§ **Exercise instructions**: Every line containing the word "hydroxypropane" needs to be found and copied.

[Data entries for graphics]
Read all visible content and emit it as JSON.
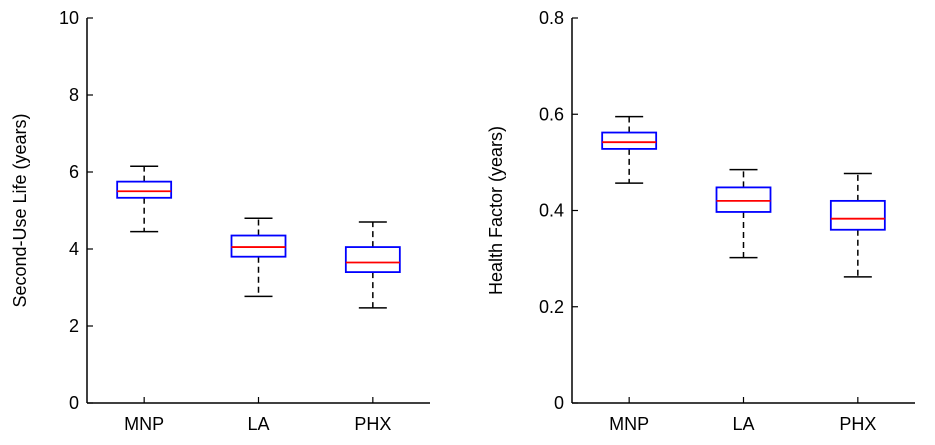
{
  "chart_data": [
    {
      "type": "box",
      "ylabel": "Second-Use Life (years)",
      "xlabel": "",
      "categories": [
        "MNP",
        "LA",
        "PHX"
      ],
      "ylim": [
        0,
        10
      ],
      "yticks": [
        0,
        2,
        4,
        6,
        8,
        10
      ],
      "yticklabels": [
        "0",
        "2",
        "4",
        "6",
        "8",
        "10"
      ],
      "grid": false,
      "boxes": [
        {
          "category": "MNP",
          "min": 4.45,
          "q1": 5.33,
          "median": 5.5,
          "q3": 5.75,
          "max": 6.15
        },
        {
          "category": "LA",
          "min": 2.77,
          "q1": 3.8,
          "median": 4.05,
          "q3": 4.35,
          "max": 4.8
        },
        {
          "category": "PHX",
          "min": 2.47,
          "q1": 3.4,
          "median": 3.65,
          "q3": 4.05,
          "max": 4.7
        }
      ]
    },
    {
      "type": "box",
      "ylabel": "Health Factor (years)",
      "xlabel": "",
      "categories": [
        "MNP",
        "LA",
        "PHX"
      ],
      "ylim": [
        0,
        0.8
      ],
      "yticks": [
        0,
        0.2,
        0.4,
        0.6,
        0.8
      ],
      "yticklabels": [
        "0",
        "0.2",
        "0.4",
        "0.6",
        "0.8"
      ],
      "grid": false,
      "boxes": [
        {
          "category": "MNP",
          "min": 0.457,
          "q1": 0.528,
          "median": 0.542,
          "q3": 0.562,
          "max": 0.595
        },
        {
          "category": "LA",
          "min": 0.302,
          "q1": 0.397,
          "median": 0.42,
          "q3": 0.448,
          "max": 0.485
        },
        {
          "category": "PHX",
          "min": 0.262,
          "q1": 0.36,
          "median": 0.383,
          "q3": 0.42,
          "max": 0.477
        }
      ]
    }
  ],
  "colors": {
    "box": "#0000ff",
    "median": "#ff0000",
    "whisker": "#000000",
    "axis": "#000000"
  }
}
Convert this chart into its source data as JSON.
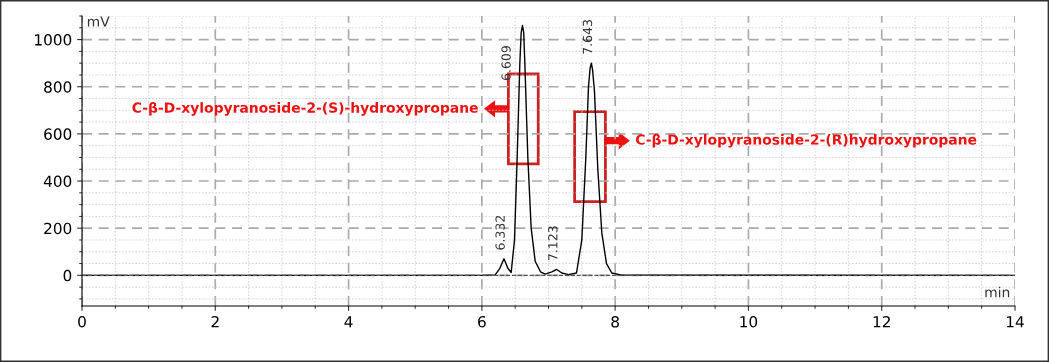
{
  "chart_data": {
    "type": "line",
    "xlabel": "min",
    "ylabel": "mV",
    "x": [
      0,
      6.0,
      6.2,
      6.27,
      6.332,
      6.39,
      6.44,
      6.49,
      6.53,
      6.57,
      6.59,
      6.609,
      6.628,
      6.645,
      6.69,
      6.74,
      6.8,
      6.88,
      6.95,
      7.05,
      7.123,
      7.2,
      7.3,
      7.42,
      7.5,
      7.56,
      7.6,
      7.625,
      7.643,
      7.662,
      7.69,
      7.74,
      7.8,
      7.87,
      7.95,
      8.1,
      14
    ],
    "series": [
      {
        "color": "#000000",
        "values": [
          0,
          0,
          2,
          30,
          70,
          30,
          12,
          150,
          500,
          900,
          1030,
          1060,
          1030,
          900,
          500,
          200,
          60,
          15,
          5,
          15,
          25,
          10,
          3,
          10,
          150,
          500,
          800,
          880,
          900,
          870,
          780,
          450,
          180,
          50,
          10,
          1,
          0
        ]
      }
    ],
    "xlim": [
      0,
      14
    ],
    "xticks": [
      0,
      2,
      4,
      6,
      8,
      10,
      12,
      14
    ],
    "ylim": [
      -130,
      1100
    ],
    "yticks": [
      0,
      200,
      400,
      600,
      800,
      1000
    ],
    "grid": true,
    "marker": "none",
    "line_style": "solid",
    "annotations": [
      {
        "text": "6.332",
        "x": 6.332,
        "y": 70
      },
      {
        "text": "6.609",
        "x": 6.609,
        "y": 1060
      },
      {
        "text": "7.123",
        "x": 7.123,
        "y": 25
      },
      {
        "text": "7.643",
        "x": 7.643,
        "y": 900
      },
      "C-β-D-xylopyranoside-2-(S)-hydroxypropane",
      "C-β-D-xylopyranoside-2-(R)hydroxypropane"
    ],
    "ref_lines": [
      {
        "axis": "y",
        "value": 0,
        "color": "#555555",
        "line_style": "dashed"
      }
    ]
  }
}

---

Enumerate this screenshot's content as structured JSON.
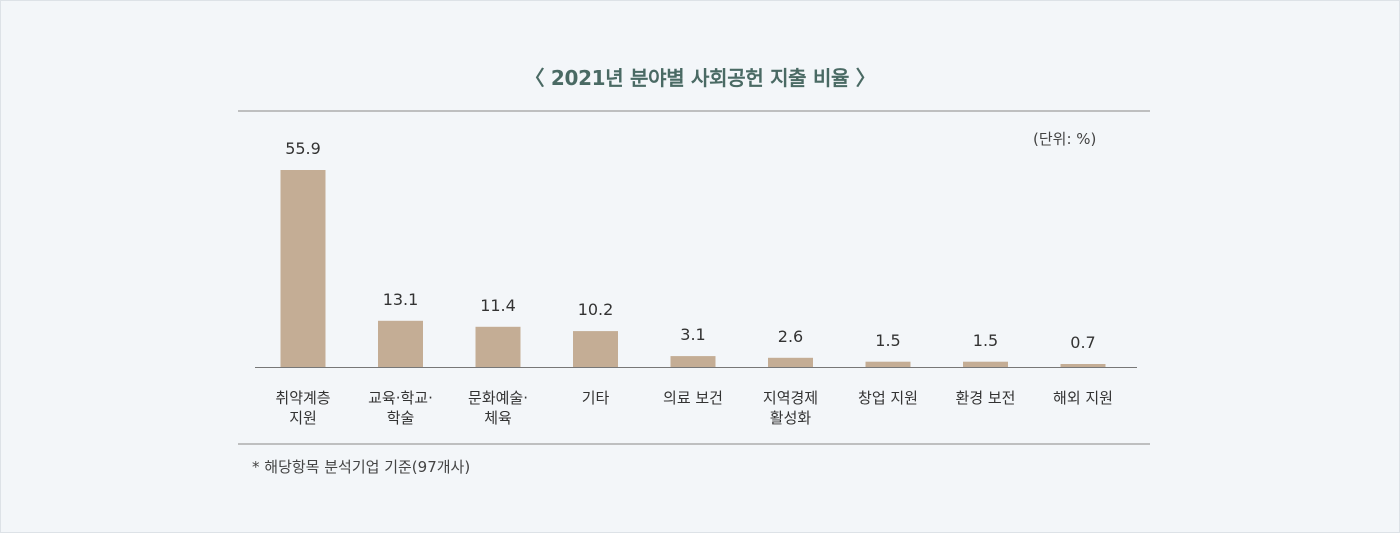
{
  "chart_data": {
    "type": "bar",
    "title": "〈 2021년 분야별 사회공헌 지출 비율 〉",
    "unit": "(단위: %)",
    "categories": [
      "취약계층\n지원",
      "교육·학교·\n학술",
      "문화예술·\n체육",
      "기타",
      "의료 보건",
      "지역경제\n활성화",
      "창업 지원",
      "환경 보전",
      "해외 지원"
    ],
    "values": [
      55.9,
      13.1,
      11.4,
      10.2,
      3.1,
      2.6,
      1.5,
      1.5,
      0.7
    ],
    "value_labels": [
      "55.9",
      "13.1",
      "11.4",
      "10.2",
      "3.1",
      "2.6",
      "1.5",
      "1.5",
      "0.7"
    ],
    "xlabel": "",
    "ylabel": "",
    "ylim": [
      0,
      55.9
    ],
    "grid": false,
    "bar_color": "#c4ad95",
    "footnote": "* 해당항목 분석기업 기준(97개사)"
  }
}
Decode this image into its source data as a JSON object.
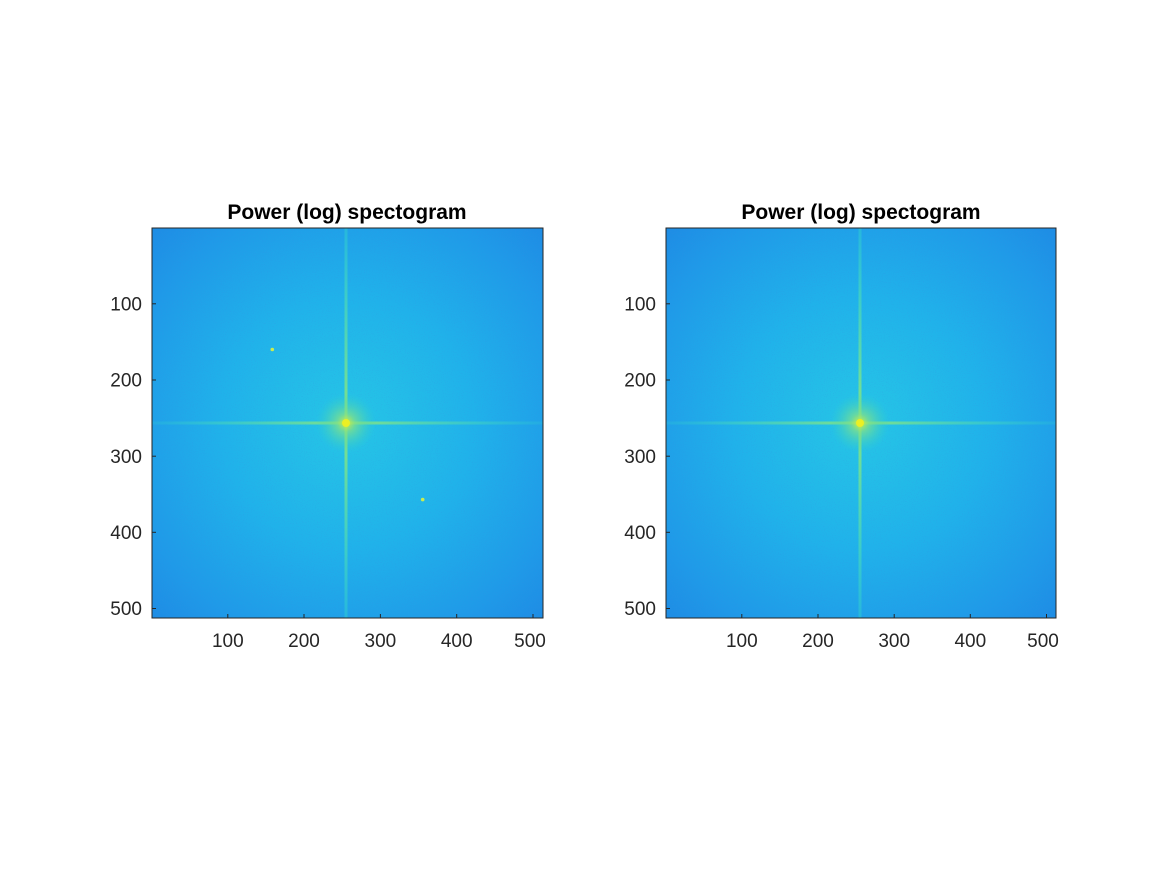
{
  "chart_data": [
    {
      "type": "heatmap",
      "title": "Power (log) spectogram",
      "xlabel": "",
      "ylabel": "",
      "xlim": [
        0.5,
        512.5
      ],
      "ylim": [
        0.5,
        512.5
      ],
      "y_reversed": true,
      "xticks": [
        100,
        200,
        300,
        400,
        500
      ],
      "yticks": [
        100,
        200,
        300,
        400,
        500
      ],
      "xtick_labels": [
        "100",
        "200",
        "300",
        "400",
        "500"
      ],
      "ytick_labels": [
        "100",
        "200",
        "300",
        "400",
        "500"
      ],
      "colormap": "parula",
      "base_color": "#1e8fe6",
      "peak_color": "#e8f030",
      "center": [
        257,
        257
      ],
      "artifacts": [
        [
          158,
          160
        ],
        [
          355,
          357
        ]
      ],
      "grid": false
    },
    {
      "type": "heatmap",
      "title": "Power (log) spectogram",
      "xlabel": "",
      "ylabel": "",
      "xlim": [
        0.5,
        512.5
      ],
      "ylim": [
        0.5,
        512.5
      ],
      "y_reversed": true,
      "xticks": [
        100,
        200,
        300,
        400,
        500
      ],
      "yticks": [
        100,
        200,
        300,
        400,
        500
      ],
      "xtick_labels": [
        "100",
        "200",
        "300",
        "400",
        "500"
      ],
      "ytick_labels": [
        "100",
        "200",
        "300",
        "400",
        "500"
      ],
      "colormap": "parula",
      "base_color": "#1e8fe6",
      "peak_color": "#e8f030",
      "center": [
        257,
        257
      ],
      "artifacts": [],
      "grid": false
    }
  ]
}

* * *

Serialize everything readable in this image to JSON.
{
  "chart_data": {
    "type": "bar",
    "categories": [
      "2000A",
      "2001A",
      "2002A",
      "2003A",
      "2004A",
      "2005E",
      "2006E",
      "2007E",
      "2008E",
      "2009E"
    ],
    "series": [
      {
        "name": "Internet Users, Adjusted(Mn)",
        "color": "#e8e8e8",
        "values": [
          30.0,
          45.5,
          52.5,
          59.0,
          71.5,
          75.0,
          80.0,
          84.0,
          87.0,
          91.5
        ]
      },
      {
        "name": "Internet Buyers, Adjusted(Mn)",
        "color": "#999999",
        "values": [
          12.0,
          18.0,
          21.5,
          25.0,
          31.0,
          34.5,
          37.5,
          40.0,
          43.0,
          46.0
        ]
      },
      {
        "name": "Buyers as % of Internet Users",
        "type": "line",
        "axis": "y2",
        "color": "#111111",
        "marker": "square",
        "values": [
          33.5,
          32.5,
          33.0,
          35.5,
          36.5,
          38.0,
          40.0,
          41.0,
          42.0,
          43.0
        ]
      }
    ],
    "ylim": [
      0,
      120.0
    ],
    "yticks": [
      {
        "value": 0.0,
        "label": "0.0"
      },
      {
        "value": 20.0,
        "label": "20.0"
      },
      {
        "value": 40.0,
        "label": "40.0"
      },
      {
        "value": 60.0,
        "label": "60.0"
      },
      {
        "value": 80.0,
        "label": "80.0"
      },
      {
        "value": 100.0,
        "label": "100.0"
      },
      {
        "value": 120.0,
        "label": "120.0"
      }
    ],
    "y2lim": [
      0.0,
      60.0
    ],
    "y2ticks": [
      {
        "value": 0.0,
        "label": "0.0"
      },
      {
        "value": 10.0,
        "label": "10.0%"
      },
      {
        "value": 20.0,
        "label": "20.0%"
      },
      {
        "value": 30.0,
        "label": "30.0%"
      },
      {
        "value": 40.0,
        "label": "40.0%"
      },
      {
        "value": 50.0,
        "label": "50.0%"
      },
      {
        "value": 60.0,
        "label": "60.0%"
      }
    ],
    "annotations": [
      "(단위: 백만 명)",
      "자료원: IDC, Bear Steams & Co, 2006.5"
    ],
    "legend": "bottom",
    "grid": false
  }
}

§ **Complete output**:
      "C-β-D-xylopyranoside-2-(S)-hydroxypropane",
      "C-β-D-xylopyranoside-2-(R)hydroxypropane"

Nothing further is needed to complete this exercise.